[Stored data entries]
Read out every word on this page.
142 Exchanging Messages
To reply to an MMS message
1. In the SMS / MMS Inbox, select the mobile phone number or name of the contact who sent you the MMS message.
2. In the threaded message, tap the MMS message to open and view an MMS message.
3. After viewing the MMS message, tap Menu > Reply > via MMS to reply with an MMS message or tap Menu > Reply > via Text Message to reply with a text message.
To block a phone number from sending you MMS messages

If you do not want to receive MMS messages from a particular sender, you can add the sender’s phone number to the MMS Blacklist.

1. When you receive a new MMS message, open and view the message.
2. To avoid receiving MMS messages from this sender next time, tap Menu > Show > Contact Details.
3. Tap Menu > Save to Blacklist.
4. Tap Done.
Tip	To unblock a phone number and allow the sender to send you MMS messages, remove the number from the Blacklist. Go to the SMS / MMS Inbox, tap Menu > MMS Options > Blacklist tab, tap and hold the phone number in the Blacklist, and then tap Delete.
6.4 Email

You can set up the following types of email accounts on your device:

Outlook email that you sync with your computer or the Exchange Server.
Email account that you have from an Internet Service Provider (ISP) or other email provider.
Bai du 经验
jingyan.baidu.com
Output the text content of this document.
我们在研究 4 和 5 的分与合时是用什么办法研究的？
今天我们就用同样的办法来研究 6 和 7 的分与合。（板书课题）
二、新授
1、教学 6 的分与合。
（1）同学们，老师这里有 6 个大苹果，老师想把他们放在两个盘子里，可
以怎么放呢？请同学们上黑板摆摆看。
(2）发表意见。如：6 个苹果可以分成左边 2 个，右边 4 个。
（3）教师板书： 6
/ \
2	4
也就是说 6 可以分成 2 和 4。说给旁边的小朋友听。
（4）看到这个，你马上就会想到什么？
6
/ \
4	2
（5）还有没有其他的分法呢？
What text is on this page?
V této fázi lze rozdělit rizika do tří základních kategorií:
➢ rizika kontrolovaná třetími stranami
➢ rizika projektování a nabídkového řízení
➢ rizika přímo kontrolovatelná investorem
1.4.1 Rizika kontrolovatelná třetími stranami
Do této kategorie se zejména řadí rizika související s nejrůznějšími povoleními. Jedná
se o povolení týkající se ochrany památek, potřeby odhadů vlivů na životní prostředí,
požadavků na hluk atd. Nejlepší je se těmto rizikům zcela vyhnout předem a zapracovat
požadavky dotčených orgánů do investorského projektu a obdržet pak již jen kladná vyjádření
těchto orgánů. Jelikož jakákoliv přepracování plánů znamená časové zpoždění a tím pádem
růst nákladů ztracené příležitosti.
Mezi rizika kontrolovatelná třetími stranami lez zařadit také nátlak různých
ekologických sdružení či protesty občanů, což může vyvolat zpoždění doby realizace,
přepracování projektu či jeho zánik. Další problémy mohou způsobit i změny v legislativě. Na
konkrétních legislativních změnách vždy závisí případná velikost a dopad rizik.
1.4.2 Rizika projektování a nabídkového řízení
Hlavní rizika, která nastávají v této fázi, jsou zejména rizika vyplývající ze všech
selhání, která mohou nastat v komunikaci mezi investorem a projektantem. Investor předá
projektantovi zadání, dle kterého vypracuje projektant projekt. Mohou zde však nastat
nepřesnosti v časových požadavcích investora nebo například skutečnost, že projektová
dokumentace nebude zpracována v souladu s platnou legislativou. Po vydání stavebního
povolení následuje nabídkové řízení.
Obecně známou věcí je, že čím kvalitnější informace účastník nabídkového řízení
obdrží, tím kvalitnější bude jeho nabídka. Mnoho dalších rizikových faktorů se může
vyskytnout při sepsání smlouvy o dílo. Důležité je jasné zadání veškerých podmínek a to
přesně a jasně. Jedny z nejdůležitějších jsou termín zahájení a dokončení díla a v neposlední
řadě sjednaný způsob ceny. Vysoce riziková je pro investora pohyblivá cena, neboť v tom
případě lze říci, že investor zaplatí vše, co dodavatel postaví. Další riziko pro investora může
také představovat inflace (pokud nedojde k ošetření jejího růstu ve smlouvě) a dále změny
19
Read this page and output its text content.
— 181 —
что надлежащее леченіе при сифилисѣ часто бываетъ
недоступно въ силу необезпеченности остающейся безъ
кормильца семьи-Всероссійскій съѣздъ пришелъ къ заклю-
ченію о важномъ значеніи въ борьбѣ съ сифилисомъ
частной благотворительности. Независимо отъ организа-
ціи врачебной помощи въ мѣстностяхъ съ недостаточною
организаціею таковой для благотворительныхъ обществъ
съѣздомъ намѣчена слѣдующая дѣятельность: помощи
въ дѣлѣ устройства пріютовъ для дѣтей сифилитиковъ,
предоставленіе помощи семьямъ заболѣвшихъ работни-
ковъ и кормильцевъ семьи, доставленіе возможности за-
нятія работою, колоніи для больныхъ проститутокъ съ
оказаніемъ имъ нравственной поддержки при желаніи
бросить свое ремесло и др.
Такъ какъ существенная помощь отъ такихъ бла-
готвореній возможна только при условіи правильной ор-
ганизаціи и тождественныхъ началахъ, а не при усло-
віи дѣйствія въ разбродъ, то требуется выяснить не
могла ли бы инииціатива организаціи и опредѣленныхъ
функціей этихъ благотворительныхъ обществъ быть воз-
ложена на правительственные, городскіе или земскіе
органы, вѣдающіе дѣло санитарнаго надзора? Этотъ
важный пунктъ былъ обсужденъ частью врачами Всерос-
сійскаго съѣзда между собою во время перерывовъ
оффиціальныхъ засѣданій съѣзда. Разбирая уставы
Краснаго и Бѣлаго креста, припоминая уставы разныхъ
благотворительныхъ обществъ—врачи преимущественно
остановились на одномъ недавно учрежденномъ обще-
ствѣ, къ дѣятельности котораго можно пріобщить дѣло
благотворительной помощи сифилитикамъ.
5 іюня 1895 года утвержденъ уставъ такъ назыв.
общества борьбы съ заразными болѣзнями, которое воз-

→ **EXERCISE DESCRIPTION**: Only the count is needed: the number of lines in the data that include the word "může".

→ **SOLUTION**: 3